> _TASK TO COMPLETE_
Treat the line containing "Enumerate this screenshot's" as the first line and the final line of the material below as the last; reproduce that range exactly.

[Dataset items]
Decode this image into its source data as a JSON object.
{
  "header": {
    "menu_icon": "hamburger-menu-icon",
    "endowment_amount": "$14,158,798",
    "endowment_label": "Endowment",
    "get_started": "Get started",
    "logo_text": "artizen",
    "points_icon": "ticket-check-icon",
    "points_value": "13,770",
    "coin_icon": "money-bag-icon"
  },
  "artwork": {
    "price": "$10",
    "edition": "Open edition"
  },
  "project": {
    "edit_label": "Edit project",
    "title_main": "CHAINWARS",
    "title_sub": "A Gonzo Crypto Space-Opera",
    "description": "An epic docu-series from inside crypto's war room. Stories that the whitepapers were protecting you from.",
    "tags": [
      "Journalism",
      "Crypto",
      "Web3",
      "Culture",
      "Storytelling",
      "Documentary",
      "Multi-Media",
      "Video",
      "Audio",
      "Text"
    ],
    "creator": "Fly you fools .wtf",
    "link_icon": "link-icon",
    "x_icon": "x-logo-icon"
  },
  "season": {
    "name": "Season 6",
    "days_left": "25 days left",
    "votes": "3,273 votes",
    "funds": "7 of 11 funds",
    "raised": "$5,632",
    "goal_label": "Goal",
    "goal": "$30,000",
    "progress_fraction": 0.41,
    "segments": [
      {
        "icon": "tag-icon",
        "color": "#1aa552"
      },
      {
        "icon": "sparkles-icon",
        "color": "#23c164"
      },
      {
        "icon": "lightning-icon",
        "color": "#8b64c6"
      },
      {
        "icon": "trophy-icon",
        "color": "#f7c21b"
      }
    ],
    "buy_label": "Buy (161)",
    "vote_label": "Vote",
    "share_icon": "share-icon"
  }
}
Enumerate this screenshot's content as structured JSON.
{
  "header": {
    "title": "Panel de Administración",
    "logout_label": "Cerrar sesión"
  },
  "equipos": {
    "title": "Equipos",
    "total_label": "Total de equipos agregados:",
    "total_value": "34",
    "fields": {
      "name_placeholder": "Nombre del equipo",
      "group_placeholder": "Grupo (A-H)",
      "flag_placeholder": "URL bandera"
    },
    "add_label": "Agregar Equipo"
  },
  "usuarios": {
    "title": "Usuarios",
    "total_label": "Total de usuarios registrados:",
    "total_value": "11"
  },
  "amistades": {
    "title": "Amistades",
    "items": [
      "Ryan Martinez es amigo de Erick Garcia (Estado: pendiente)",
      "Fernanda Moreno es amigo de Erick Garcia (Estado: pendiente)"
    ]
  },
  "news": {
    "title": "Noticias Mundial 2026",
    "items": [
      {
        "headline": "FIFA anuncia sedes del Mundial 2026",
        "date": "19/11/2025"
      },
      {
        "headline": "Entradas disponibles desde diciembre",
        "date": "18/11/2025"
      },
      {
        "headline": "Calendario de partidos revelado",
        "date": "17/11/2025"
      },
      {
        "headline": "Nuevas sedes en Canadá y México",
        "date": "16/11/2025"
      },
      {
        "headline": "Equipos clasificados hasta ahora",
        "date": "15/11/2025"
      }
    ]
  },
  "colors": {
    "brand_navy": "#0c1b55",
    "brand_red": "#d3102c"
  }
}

> _COMPLETED TASK_
Enumerate this screenshot's content as structured JSON.
{
  "header": {
    "title": "Panel de Administración",
    "logout_label": "Cerrar sesión"
  },
  "equipos": {
    "title": "Equipos",
    "total_label": "Total de equipos agregados:",
    "total_value": "34",
    "fields": {
      "name_placeholder": "Nombre del equipo",
      "group_placeholder": "Grupo (A-H)",
      "flag_placeholder": "URL bandera"
    },
    "add_label": "Agregar Equipo"
  },
  "usuarios": {
    "title": "Usuarios",
    "total_label": "Total de usuarios registrados:",
    "total_value": "11"
  },
  "amistades": {
    "title": "Amistades",
    "items": [
      "Ryan Martinez es amigo de Erick Garcia (Estado: pendiente)",
      "Fernanda Moreno es amigo de Erick Garcia (Estado: pendiente)"
    ]
  },
  "news": {
    "title": "Noticias Mundial 2026",
    "items": [
      {
        "headline": "FIFA anuncia sedes del Mundial 2026",
        "date": "19/11/2025"
      },
      {
        "headline": "Entradas disponibles desde diciembre",
        "date": "18/11/2025"
      },
      {
        "headline": "Calendario de partidos revelado",
        "date": "17/11/2025"
      },
      {
        "headline": "Nuevas sedes en Canadá y México",
        "date": "16/11/2025"
      },
      {
        "headline": "Equipos clasificados hasta ahora",
        "date": "15/11/2025"
      }
    ]
  },
  "colors": {
    "brand_navy": "#0c1b55",
    "brand_red": "#d3102c"
  }
}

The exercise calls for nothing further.